MATERIAL FOR THE TASK:
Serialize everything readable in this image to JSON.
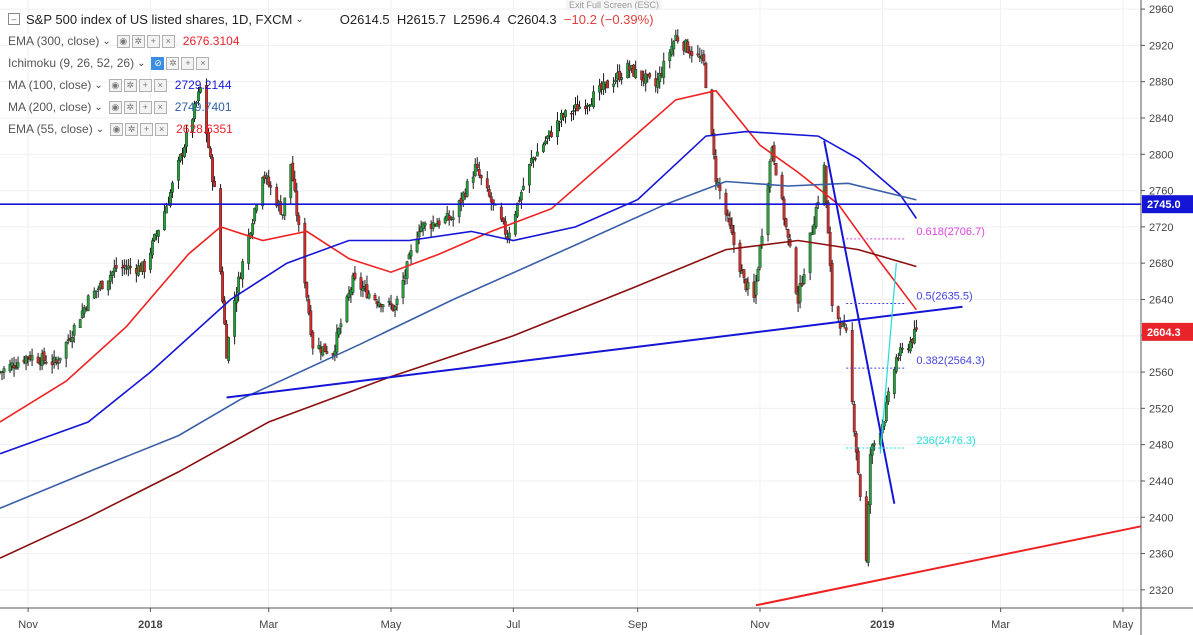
{
  "header": {
    "exit_fullscreen": "Exit Full Screen (ESC)",
    "collapse_icon": "minus-square-icon",
    "title": "S&P 500 index of US listed shares, 1D, FXCM",
    "open": "O2614.5",
    "high": "H2615.7",
    "low": "L2596.4",
    "close": "C2604.3",
    "change": "−10.2 (−0.39%)"
  },
  "indicators": [
    {
      "name": "EMA (300, close)",
      "value": "2676.3104",
      "color": "#e8232a",
      "icons": [
        "eye-icon",
        "gear-icon",
        "plus-icon",
        "close-icon"
      ]
    },
    {
      "name": "Ichimoku (9, 26, 52, 26)",
      "value": "",
      "color": "#888888",
      "icons": [
        "hidden-eye-icon",
        "gear-icon",
        "plus-icon",
        "close-icon"
      ]
    },
    {
      "name": "MA (100, close)",
      "value": "2729.2144",
      "color": "#1a1adb",
      "icons": [
        "eye-icon",
        "gear-icon",
        "plus-icon",
        "close-icon"
      ]
    },
    {
      "name": "MA (200, close)",
      "value": "2749.7401",
      "color": "#2f5fa8",
      "icons": [
        "eye-icon",
        "gear-icon",
        "plus-icon",
        "close-icon"
      ]
    },
    {
      "name": "EMA (55, close)",
      "value": "2628.6351",
      "color": "#e8232a",
      "icons": [
        "eye-icon",
        "gear-icon",
        "plus-icon",
        "close-icon"
      ]
    }
  ],
  "colors": {
    "up": "#26a03a",
    "down": "#d42a2a",
    "ema55": "#ee2222",
    "ma100": "#1515d6",
    "ma200": "#3a5fa8",
    "ema300": "#8b0f0f",
    "hline": "#1515d6",
    "trend_red": "#ee2222",
    "fib_magenta": "#dd44dd",
    "fib_blue": "#4444dd",
    "fib_cyan": "#22dddd",
    "price_tag": "#e8232a",
    "hline_tag": "#1515d6"
  },
  "chart_data": {
    "type": "candlestick",
    "title": "S&P 500 index of US listed shares, 1D, FXCM",
    "ylim": [
      2300,
      2970
    ],
    "y_ticks": [
      2320,
      2360,
      2400,
      2440,
      2480,
      2520,
      2560,
      2600,
      2640,
      2680,
      2720,
      2760,
      2800,
      2840,
      2880,
      2920,
      2960
    ],
    "x_ticks": [
      "Nov",
      "2018",
      "Mar",
      "May",
      "Jul",
      "Sep",
      "Nov",
      "2019",
      "Mar",
      "May"
    ],
    "x_range": [
      "2017-10-18",
      "2019-05-10"
    ],
    "x_tick_dates": [
      "2017-11-01",
      "2018-01-01",
      "2018-03-01",
      "2018-05-01",
      "2018-07-01",
      "2018-09-01",
      "2018-11-01",
      "2019-01-01",
      "2019-03-01",
      "2019-05-01"
    ],
    "close_path": [
      [
        "2017-10-18",
        2560
      ],
      [
        "2017-11-01",
        2578
      ],
      [
        "2017-11-15",
        2570
      ],
      [
        "2017-12-01",
        2640
      ],
      [
        "2017-12-15",
        2675
      ],
      [
        "2017-12-29",
        2675
      ],
      [
        "2018-01-10",
        2750
      ],
      [
        "2018-01-26",
        2872
      ],
      [
        "2018-02-02",
        2760
      ],
      [
        "2018-02-08",
        2582
      ],
      [
        "2018-02-12",
        2640
      ],
      [
        "2018-02-26",
        2780
      ],
      [
        "2018-03-08",
        2735
      ],
      [
        "2018-03-12",
        2790
      ],
      [
        "2018-03-23",
        2590
      ],
      [
        "2018-04-02",
        2582
      ],
      [
        "2018-04-12",
        2660
      ],
      [
        "2018-04-24",
        2640
      ],
      [
        "2018-05-03",
        2630
      ],
      [
        "2018-05-15",
        2720
      ],
      [
        "2018-06-01",
        2730
      ],
      [
        "2018-06-12",
        2785
      ],
      [
        "2018-06-28",
        2710
      ],
      [
        "2018-07-10",
        2793
      ],
      [
        "2018-07-25",
        2840
      ],
      [
        "2018-08-08",
        2860
      ],
      [
        "2018-08-27",
        2895
      ],
      [
        "2018-09-10",
        2875
      ],
      [
        "2018-09-20",
        2930
      ],
      [
        "2018-10-04",
        2900
      ],
      [
        "2018-10-10",
        2775
      ],
      [
        "2018-10-24",
        2660
      ],
      [
        "2018-10-29",
        2640
      ],
      [
        "2018-11-07",
        2810
      ],
      [
        "2018-11-20",
        2640
      ],
      [
        "2018-12-03",
        2785
      ],
      [
        "2018-12-07",
        2635
      ],
      [
        "2018-12-14",
        2600
      ],
      [
        "2018-12-24",
        2350
      ],
      [
        "2018-12-26",
        2470
      ],
      [
        "2019-01-02",
        2510
      ],
      [
        "2019-01-08",
        2575
      ],
      [
        "2019-01-14",
        2590
      ],
      [
        "2019-01-18",
        2604.3
      ]
    ],
    "series": [
      {
        "name": "EMA (55, close)",
        "points": [
          [
            "2017-10-18",
            2505
          ],
          [
            "2017-11-20",
            2550
          ],
          [
            "2017-12-20",
            2610
          ],
          [
            "2018-01-20",
            2690
          ],
          [
            "2018-02-05",
            2720
          ],
          [
            "2018-02-26",
            2705
          ],
          [
            "2018-03-20",
            2715
          ],
          [
            "2018-04-10",
            2685
          ],
          [
            "2018-05-01",
            2670
          ],
          [
            "2018-05-25",
            2690
          ],
          [
            "2018-06-20",
            2715
          ],
          [
            "2018-07-20",
            2740
          ],
          [
            "2018-08-20",
            2800
          ],
          [
            "2018-09-20",
            2860
          ],
          [
            "2018-10-10",
            2870
          ],
          [
            "2018-11-01",
            2810
          ],
          [
            "2018-11-20",
            2780
          ],
          [
            "2018-12-10",
            2745
          ],
          [
            "2018-12-28",
            2690
          ],
          [
            "2019-01-18",
            2628.6
          ]
        ]
      },
      {
        "name": "MA (100, close)",
        "points": [
          [
            "2017-10-18",
            2470
          ],
          [
            "2017-12-01",
            2505
          ],
          [
            "2018-01-01",
            2560
          ],
          [
            "2018-02-10",
            2640
          ],
          [
            "2018-03-10",
            2680
          ],
          [
            "2018-04-10",
            2705
          ],
          [
            "2018-05-10",
            2705
          ],
          [
            "2018-06-10",
            2715
          ],
          [
            "2018-07-01",
            2705
          ],
          [
            "2018-08-01",
            2720
          ],
          [
            "2018-09-01",
            2750
          ],
          [
            "2018-10-05",
            2820
          ],
          [
            "2018-10-25",
            2825
          ],
          [
            "2018-11-30",
            2820
          ],
          [
            "2018-12-20",
            2795
          ],
          [
            "2019-01-10",
            2755
          ],
          [
            "2019-01-18",
            2729.2
          ]
        ]
      },
      {
        "name": "MA (200, close)",
        "points": [
          [
            "2017-10-18",
            2410
          ],
          [
            "2017-12-01",
            2450
          ],
          [
            "2018-01-15",
            2490
          ],
          [
            "2018-02-15",
            2530
          ],
          [
            "2018-04-15",
            2590
          ],
          [
            "2018-06-01",
            2640
          ],
          [
            "2018-08-01",
            2700
          ],
          [
            "2018-09-15",
            2745
          ],
          [
            "2018-10-15",
            2770
          ],
          [
            "2018-11-15",
            2765
          ],
          [
            "2018-12-15",
            2768
          ],
          [
            "2019-01-18",
            2749.7
          ]
        ]
      },
      {
        "name": "EMA (300, close)",
        "points": [
          [
            "2017-10-18",
            2355
          ],
          [
            "2017-12-01",
            2400
          ],
          [
            "2018-01-15",
            2450
          ],
          [
            "2018-03-01",
            2505
          ],
          [
            "2018-05-01",
            2555
          ],
          [
            "2018-07-01",
            2600
          ],
          [
            "2018-09-01",
            2655
          ],
          [
            "2018-10-15",
            2695
          ],
          [
            "2018-11-20",
            2705
          ],
          [
            "2018-12-20",
            2695
          ],
          [
            "2019-01-18",
            2676.3
          ]
        ]
      }
    ],
    "horizontal_line": {
      "value": 2745.0,
      "label": "2745.0"
    },
    "last_price": {
      "value": 2604.3,
      "label": "2604.3"
    },
    "trendlines": [
      {
        "color": "blue",
        "from": [
          "2018-02-08",
          2532
        ],
        "to": [
          "2019-02-10",
          2632
        ]
      },
      {
        "color": "blue",
        "from": [
          "2018-12-03",
          2815
        ],
        "to": [
          "2019-01-07",
          2415
        ]
      },
      {
        "color": "red",
        "from": [
          "2018-10-30",
          2303
        ],
        "to": [
          "2019-05-10",
          2390
        ]
      }
    ],
    "fibonacci": [
      {
        "label": "0.618(2706.7)",
        "value": 2706.7,
        "color": "magenta"
      },
      {
        "label": "0.5(2635.5)",
        "value": 2635.5,
        "color": "blue"
      },
      {
        "label": "0.382(2564.3)",
        "value": 2564.3,
        "color": "blue"
      },
      {
        "label": "236(2476.3)",
        "value": 2476.3,
        "color": "cyan"
      }
    ]
  }
}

TO DO:
Search the data for "label". Copy every line that has it.

SOLUTION TO THE EXERCISE:
      "label": "2745.0"
      "label": "2604.3"
        "label": "0.618(2706.7)",
        "label": "0.5(2635.5)",
        "label": "0.382(2564.3)",
        "label": "236(2476.3)",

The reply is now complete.